(Items listed in a dataset)
····················
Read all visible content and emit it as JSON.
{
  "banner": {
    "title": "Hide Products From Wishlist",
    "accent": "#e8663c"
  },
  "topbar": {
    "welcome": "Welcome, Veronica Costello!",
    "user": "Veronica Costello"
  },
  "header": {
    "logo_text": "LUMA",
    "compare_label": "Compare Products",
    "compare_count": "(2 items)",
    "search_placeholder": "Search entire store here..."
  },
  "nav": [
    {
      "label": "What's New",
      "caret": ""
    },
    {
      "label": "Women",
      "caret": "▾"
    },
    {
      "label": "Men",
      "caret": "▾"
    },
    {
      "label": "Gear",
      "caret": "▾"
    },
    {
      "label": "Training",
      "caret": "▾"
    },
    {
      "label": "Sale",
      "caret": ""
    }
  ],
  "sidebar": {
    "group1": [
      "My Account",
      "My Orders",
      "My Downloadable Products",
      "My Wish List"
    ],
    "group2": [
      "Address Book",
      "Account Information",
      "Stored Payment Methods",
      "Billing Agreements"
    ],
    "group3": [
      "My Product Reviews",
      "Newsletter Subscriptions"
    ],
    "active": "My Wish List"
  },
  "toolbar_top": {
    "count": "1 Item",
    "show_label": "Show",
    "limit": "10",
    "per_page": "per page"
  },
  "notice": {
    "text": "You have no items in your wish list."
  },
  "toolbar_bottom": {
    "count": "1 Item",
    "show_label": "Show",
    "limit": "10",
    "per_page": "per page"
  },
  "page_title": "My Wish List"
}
····················
● GOAL OF THE EXERCISE: Show each line in the entries that holds the string "Costello".

● EXERCISE ANSWER:
    "welcome": "Welcome, Veronica Costello!",
    "user": "Veronica Costello"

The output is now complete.